— Exercise goal —
Each line of the data that includes the string "musique" is to be copied out.

Raw records
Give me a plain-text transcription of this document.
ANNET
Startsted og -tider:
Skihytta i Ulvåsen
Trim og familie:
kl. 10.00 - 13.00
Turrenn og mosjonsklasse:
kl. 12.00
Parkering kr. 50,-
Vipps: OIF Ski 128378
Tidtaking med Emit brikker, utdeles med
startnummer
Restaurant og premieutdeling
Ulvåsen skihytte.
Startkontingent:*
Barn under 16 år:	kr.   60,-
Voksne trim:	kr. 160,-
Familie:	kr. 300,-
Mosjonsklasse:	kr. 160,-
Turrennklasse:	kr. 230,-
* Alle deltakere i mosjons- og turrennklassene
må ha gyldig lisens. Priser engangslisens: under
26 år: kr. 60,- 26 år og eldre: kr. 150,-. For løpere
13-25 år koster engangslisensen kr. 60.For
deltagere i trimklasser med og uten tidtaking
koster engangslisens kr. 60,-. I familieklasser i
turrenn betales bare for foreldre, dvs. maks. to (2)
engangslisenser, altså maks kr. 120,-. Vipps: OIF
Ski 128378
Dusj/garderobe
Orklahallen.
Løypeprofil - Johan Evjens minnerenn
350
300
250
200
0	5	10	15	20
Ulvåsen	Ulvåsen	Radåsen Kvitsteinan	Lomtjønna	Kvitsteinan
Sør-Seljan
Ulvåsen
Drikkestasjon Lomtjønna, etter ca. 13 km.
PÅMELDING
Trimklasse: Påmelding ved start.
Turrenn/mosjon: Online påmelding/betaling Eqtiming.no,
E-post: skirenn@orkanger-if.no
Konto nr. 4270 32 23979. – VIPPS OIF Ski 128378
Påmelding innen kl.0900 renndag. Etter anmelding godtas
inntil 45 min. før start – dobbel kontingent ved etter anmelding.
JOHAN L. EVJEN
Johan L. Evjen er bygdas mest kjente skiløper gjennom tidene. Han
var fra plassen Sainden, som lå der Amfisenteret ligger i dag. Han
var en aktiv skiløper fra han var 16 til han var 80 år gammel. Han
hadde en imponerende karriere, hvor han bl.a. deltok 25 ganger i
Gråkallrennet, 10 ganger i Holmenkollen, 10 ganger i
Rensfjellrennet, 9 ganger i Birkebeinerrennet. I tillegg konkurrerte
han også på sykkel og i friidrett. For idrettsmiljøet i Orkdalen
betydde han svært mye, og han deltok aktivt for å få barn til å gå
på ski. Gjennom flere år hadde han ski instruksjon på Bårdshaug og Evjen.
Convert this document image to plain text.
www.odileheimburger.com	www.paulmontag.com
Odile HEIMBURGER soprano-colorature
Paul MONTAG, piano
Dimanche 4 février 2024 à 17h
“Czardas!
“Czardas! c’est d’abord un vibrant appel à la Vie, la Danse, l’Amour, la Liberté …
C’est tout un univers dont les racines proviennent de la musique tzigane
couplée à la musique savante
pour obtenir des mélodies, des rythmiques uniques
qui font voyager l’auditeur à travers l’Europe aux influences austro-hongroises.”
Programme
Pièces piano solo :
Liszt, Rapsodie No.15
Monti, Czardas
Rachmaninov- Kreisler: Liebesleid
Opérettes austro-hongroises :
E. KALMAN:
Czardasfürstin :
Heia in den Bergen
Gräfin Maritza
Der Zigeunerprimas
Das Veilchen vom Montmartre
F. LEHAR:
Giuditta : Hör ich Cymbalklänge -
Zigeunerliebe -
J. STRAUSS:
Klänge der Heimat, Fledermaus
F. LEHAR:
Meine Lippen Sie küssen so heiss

— Full answer —
C’est tout un univers dont les racines proviennent de la musique tzigane
couplée à la musique savante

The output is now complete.